### Exercise description
Find every line in the records below that contains the word "value", and copy each such line.
[Start of Material provided]
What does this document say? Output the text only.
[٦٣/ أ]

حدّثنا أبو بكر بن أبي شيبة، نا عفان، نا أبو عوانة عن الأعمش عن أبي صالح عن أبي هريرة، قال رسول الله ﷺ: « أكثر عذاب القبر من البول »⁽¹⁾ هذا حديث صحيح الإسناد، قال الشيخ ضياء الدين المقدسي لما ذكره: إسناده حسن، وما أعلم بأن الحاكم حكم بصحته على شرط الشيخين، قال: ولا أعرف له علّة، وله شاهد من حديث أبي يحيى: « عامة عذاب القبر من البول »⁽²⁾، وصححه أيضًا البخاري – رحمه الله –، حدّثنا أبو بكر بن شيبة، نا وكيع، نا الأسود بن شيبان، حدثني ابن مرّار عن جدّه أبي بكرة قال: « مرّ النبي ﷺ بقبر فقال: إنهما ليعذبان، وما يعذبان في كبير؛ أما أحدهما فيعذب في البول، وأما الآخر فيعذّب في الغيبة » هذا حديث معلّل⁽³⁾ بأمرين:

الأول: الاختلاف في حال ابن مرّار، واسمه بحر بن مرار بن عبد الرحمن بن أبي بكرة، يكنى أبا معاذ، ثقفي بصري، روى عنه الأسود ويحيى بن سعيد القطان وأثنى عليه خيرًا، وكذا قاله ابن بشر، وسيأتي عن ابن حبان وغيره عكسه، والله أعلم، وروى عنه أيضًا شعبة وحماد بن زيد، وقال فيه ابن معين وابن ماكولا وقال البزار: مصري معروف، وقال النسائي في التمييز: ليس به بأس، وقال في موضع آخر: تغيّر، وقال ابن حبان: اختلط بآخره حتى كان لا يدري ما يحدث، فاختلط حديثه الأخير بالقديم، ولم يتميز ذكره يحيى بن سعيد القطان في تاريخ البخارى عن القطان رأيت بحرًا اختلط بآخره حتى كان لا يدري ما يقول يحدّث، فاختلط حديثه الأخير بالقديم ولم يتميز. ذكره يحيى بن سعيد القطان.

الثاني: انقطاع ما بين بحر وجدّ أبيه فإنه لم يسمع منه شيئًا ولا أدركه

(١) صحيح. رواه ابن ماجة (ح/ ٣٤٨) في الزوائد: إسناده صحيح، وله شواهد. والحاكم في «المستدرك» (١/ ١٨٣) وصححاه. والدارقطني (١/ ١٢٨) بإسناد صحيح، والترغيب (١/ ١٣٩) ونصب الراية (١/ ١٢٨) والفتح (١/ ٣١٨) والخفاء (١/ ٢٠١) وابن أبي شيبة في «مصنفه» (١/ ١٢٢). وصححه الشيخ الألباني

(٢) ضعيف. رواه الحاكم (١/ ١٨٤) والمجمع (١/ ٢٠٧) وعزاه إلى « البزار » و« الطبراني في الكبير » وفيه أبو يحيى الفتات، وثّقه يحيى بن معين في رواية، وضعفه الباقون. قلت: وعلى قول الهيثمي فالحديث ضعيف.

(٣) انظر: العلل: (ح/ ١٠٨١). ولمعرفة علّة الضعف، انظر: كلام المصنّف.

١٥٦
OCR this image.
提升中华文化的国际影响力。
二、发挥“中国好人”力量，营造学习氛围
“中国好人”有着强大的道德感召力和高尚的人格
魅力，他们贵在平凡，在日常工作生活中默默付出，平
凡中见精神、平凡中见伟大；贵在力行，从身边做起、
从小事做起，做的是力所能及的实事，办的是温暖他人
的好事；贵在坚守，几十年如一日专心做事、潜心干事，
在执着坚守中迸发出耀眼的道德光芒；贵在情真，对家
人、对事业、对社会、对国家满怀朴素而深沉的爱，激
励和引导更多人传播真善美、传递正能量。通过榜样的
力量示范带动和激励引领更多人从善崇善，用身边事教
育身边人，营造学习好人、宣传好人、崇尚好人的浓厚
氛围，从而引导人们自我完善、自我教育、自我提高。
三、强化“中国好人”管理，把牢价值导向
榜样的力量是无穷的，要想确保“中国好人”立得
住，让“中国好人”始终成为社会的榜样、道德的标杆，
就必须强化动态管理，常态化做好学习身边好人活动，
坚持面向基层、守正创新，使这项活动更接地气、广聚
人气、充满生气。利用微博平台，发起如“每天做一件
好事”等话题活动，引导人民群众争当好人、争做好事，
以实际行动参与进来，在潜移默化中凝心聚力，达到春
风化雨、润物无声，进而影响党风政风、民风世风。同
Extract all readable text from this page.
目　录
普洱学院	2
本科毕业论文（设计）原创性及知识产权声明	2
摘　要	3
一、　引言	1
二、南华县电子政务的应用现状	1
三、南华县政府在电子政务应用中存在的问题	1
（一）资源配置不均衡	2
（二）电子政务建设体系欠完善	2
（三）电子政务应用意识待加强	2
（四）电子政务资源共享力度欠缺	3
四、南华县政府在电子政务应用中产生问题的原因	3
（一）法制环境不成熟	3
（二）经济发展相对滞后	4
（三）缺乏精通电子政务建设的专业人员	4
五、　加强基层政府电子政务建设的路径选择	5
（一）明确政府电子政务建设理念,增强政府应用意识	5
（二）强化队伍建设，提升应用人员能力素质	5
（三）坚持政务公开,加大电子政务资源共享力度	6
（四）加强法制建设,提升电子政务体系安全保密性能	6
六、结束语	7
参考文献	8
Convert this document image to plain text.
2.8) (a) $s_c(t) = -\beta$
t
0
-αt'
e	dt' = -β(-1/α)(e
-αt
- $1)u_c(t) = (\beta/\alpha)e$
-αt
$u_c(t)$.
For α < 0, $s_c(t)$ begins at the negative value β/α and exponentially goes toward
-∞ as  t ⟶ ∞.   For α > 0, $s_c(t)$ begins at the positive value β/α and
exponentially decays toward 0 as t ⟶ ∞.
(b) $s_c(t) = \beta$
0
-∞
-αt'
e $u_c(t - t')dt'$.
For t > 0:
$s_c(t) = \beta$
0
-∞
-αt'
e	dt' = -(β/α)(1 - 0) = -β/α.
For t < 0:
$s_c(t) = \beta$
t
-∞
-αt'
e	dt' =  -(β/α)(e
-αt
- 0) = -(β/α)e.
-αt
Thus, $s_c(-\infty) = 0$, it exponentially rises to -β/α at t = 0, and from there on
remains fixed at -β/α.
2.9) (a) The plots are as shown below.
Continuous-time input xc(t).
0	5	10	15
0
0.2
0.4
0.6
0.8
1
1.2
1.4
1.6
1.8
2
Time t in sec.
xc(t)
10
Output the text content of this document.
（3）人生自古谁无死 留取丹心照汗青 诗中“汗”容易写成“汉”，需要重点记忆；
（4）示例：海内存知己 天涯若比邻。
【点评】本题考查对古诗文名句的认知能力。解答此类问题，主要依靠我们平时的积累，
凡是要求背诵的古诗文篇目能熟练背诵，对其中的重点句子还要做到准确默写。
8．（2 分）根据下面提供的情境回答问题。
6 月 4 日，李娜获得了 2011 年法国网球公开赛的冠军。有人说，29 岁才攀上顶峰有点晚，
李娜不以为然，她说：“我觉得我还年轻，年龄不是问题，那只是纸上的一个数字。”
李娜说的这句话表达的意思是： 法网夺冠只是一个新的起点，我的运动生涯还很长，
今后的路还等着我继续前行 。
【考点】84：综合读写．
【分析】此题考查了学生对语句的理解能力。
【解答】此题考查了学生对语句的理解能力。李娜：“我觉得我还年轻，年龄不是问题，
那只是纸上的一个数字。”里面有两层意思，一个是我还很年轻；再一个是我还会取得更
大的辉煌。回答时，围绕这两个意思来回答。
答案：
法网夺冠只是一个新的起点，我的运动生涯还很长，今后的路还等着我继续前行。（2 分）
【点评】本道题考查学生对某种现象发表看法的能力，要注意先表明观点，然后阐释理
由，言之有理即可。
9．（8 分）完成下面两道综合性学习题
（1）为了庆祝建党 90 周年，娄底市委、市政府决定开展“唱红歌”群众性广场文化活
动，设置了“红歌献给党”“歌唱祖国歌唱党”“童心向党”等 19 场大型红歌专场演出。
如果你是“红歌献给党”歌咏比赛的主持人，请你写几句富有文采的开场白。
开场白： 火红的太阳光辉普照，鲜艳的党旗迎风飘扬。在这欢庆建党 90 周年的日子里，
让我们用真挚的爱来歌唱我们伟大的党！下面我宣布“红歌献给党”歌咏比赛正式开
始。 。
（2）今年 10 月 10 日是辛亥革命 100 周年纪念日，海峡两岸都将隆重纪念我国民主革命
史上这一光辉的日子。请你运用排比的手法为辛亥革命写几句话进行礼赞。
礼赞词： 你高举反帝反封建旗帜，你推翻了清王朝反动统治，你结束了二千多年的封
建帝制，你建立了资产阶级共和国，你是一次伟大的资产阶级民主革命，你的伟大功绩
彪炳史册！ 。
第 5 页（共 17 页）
[End of Material provided]
### Reply
For α < 0, $s_c(t)$ begins at the negative value β/α and exponentially goes toward
-∞ as  t ⟶ ∞.   For α > 0, $s_c(t)$ begins at the positive value β/α and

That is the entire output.